→ Direction: Show each line of the data below that has the string "ViewController" in it.

→ Dataset excerpts:
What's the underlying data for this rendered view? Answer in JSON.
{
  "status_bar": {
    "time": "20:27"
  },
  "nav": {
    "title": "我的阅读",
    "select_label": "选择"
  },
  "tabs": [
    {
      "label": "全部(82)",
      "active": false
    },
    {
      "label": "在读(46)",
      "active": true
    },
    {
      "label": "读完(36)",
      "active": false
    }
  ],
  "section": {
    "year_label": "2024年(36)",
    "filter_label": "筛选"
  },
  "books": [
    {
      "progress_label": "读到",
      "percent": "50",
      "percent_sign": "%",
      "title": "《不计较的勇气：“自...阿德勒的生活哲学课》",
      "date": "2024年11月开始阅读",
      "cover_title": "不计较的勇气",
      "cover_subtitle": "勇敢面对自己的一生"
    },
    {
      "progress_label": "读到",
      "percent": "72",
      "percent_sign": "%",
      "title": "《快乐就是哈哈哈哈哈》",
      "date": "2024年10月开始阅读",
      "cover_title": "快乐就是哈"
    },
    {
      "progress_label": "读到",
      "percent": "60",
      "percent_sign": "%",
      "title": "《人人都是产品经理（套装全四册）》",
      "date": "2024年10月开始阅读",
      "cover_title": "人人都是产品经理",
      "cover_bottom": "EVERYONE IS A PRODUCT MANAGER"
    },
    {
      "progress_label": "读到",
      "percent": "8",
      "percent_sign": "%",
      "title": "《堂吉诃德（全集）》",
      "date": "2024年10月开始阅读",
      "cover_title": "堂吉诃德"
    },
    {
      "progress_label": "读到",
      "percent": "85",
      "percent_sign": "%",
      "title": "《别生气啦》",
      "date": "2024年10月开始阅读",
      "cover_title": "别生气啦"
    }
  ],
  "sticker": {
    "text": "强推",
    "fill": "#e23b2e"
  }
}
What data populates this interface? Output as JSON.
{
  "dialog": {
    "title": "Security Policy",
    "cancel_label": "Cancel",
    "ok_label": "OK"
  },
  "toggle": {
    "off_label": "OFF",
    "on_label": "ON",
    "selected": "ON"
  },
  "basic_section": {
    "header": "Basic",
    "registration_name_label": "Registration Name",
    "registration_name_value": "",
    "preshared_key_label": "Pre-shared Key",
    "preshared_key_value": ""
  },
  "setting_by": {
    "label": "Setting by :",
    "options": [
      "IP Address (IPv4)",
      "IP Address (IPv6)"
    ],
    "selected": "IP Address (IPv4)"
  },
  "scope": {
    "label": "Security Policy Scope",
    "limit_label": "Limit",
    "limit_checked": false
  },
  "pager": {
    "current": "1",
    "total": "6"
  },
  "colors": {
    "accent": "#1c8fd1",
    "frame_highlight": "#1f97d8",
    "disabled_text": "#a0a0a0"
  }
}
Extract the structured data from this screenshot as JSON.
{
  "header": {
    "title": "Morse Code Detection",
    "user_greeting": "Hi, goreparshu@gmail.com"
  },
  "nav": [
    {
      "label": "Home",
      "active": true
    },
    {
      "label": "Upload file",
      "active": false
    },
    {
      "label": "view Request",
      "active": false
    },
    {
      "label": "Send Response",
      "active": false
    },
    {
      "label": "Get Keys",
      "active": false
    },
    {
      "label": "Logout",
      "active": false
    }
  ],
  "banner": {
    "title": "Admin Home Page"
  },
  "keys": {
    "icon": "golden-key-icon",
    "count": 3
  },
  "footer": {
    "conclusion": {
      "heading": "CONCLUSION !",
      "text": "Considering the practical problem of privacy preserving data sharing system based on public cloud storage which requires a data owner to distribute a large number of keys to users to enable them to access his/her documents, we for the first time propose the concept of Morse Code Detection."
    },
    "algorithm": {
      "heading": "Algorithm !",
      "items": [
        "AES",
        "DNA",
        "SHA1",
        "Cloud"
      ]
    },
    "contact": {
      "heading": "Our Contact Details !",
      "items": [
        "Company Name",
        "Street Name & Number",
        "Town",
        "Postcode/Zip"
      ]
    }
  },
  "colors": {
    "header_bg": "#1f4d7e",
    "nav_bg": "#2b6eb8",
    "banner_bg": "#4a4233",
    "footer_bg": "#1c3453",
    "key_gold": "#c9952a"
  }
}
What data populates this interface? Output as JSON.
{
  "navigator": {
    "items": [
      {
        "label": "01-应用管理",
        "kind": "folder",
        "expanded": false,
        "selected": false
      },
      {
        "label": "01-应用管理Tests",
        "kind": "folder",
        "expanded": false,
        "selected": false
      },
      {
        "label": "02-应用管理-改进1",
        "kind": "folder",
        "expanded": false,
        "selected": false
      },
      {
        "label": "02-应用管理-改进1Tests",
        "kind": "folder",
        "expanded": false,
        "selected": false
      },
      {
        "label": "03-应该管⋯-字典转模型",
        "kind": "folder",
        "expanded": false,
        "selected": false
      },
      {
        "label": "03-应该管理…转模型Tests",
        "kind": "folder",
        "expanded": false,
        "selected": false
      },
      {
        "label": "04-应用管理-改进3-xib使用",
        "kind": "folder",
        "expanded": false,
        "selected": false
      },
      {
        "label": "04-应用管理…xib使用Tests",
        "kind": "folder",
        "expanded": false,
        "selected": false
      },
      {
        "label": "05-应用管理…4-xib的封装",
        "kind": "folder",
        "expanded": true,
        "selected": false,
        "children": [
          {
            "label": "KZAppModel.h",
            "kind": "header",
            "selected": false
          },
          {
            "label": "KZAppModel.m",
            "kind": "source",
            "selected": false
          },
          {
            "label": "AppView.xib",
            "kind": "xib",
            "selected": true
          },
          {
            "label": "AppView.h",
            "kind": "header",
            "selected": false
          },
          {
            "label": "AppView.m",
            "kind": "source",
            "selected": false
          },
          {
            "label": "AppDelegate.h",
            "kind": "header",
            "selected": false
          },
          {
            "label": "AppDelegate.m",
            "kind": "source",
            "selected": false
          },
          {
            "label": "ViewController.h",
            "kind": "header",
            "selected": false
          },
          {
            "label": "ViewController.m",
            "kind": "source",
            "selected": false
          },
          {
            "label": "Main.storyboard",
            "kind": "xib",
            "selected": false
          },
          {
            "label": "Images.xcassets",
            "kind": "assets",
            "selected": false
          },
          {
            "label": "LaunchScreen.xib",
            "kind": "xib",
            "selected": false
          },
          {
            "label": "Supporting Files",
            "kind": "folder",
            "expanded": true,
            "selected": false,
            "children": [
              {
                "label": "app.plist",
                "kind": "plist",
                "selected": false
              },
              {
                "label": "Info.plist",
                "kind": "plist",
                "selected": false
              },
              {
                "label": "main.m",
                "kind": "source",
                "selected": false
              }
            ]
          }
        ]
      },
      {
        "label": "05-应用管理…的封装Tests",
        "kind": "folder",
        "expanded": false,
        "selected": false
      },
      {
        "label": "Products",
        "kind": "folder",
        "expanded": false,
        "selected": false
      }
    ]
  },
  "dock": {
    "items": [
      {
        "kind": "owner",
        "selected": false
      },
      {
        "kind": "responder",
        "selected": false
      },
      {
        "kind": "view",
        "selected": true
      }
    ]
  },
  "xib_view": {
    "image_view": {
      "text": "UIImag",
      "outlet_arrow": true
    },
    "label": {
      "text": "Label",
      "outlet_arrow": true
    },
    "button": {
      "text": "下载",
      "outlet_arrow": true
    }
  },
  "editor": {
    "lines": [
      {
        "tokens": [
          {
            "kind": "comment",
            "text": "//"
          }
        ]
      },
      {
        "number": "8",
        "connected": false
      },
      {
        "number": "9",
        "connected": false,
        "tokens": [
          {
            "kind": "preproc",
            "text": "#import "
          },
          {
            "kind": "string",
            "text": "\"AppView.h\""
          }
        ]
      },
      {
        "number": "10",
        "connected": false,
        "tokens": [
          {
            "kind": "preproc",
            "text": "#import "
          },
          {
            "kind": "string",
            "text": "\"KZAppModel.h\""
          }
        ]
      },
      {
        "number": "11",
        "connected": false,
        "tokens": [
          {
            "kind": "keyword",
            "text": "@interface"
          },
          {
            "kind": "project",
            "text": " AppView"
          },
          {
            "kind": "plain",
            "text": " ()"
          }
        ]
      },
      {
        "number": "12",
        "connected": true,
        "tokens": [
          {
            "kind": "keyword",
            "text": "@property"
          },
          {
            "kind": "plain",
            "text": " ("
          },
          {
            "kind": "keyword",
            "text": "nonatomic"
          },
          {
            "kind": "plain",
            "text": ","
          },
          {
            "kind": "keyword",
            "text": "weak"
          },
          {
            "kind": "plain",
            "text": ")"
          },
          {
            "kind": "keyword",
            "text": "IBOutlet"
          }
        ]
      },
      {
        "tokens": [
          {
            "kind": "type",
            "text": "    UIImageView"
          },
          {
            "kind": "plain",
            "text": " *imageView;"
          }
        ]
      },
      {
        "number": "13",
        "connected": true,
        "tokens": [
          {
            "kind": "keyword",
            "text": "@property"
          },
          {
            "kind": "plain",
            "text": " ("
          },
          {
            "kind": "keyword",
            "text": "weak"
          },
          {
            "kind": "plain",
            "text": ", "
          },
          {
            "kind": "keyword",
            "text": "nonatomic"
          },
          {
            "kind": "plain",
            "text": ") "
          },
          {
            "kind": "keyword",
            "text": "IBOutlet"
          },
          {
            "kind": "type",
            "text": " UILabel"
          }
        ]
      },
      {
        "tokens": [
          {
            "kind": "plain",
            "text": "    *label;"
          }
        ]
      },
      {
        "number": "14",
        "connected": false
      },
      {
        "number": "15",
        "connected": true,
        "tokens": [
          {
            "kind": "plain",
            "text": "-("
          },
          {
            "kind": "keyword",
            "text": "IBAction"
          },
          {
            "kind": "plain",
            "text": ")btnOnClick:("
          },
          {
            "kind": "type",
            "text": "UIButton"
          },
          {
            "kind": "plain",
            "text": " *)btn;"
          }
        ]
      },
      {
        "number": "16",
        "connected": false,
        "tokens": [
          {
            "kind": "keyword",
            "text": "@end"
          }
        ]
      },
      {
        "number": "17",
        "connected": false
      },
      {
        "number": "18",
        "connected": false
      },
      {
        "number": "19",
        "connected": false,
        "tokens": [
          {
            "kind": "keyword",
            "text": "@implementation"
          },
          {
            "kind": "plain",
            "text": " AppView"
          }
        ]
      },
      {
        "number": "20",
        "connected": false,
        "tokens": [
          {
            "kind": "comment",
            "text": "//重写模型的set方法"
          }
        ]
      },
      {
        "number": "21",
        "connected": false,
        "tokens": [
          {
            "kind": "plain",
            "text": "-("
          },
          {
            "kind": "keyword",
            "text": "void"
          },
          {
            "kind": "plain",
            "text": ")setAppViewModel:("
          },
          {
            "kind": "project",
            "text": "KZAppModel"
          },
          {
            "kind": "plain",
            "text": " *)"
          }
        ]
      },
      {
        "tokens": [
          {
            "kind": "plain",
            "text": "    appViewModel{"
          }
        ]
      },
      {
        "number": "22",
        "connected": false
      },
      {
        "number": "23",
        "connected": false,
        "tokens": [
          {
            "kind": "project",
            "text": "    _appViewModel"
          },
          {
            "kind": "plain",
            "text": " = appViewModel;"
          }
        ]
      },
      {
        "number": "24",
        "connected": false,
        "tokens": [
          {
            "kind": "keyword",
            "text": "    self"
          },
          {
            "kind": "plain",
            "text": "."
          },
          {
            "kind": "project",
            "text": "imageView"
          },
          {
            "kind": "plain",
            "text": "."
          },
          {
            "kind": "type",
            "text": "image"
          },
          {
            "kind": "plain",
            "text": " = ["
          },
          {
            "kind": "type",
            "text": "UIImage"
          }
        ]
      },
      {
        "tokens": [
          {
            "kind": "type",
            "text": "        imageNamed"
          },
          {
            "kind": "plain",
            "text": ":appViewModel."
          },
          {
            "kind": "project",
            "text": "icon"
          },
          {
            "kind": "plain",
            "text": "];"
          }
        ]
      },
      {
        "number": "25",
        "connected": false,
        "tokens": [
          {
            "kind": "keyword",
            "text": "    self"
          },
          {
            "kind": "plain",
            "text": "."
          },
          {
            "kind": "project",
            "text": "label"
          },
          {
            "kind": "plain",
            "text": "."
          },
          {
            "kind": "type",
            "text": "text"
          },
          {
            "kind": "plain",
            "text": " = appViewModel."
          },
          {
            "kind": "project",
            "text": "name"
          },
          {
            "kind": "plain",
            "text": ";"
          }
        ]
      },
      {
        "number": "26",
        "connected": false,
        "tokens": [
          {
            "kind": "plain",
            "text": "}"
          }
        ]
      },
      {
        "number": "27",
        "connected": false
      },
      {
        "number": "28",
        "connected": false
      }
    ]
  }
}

→ Written response:
            "label": "ViewController.h",
            "label": "ViewController.m",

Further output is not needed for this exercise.